**EXERCISE TEXT**
Content starts

I'm not the one that got all dramatic and suggested we were going to wreck the airplane because of an overweight landing.

So now you've downgraded your rhetoric from a wrecked airplane to "needs a 1-2 hour inspection". That at least is back in reality.

You are arguing that the logistics are more important than the welfare of a passenger. I just don't agree with that.

For the record, I don't think I've ever said the AA crew made the wrong decision. I have said it wasn't the most conservative decision... but not the wrong decision. Read and comprehend my friend.
 
It's pathetic that supposed AVIATORS and professional pilots would swallow the first story, hook, line and sinker. You're the type who buys "World Daily News" and really believes Brittney carries an alien fetus, or Obama is really a genetically-altered bigfoot.

The media published it because it was sensational, not because it was true.

1) Bottles worked.
2) Defib worked.
3) Patient croaked. Doctor said so
4) "Grieving" relatives INSTANTLY thought "I just won the lotto."

Too bad a judge won't agree on point 4. Those people won't get a penny.
 
Here's what two enterprising crooks did with one dead body:

http://www.nytimes.com/2008/01/09/nyregion/09dead.html


Even for the once-notorious Hell’s Kitchen neighborhood, it may have been a first: Two men were arrested on Tuesday after pushing a corpse, seated in an office chair, along the sidewalk to a check-cashing store to cash the dead man’s Social Security check, the police said.

Content ends

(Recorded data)
Content starts

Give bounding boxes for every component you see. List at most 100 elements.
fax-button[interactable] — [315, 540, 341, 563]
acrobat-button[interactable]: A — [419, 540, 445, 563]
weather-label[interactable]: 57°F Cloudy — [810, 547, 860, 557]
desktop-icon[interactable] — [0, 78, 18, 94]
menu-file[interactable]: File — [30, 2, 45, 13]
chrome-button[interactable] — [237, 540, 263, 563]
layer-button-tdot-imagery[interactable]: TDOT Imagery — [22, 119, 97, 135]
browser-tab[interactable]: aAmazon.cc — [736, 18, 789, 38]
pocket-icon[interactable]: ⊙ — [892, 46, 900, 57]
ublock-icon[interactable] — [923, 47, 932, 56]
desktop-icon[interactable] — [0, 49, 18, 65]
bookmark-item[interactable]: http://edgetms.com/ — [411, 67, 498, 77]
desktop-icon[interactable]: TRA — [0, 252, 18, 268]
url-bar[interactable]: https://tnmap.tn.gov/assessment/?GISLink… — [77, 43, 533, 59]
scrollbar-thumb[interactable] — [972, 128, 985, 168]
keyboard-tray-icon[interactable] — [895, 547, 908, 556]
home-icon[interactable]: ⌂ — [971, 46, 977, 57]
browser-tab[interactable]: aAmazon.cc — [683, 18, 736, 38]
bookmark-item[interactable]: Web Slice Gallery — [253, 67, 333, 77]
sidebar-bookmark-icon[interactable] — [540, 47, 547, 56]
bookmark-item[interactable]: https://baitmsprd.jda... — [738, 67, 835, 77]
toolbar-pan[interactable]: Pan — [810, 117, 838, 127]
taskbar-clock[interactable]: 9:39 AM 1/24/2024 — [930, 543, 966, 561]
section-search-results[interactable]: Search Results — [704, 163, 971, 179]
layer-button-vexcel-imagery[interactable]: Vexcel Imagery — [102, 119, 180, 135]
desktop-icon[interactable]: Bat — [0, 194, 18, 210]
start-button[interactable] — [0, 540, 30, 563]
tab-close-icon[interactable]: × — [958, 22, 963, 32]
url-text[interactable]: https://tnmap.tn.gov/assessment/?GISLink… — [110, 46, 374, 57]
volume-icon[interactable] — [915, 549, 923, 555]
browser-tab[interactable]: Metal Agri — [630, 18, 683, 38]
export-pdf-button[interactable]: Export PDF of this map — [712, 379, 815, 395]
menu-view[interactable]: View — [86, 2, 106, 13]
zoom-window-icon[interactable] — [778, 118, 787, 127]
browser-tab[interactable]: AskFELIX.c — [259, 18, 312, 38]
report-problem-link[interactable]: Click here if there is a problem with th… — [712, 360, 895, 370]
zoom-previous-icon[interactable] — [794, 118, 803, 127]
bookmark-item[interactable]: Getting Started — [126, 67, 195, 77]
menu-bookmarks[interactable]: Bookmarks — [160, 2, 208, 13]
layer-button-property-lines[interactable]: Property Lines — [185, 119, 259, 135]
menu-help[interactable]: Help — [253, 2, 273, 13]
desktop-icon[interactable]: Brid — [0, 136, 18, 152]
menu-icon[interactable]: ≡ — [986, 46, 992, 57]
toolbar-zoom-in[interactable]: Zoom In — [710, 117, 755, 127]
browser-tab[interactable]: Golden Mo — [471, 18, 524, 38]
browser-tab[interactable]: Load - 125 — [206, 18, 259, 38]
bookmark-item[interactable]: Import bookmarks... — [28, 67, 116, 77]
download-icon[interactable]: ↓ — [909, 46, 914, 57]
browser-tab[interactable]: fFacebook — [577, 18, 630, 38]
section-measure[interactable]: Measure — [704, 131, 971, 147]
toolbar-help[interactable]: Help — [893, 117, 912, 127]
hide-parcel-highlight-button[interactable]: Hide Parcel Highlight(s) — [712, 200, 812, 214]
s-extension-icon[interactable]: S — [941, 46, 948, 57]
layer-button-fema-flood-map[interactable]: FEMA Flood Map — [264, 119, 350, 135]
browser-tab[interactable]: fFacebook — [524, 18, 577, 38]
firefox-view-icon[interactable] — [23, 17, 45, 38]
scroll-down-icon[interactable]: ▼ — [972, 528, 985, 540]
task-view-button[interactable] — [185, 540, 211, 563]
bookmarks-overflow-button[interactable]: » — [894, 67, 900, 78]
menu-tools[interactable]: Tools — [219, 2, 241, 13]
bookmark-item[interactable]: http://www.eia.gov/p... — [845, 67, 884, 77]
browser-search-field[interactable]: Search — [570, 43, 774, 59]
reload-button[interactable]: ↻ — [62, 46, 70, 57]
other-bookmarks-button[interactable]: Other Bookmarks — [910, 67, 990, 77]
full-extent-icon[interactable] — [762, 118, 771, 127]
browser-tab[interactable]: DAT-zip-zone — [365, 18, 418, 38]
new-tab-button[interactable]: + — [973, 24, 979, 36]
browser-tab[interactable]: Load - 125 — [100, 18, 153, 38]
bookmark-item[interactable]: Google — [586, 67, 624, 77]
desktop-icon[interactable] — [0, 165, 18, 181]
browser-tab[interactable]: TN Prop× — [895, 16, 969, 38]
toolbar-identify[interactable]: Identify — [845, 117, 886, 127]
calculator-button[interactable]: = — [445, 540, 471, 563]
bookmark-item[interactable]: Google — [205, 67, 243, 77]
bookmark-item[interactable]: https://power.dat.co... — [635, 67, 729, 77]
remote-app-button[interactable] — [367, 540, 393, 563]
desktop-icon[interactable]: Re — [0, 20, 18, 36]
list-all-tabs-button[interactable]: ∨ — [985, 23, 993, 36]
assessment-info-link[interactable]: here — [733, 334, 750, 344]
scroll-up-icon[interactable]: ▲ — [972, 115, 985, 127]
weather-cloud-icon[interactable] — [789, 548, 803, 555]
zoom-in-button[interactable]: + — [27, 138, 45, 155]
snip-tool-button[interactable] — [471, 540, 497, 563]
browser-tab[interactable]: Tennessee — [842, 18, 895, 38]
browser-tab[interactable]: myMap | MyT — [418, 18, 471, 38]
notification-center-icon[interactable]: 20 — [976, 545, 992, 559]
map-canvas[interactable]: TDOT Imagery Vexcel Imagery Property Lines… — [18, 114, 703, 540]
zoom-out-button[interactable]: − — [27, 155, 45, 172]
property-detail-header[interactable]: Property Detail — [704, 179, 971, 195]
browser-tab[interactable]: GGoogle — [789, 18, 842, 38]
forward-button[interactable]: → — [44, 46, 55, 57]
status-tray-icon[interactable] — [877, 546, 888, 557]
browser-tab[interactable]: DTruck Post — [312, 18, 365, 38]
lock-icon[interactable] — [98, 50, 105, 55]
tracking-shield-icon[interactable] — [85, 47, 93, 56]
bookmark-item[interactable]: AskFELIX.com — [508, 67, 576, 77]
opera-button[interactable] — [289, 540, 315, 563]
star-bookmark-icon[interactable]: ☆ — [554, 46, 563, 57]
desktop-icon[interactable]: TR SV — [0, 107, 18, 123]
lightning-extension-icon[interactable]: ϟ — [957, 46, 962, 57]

Content ends

**PROBLEM SET**
a) In the post, what does the writer say the AA crew's decision was not, even though it was not the wrong one?
b) Do these statements agree with the post? (i) The writer has said the AA crew made the wrong decision. (ii) The writer expects the relatives to receive no money. (iii) The two men were arrested on a Tuesday. Answer yes or no for each, quoting the deciding words.
c) Can you rewrite the paragraph of the post beginning "Even for the once-notorious" in one shorter sentence that keeps its main facts?
Draw only on the post for your answers.

**RESPONSES BY ITEM NUMBER**
a) It was not the most conservative decision.

b)
(i) No: "I don't think I've ever said the AA crew made the wrong decision."
(ii) Yes: "Those people won't get a penny."
(iii) Yes: "Two men were arrested on Tuesday"

c) Police said two men were arrested Tuesday in Hell's Kitchen after pushing a corpse seated in an office chair along the sidewalk to a check-cashing store to cash the dead man's Social Security check.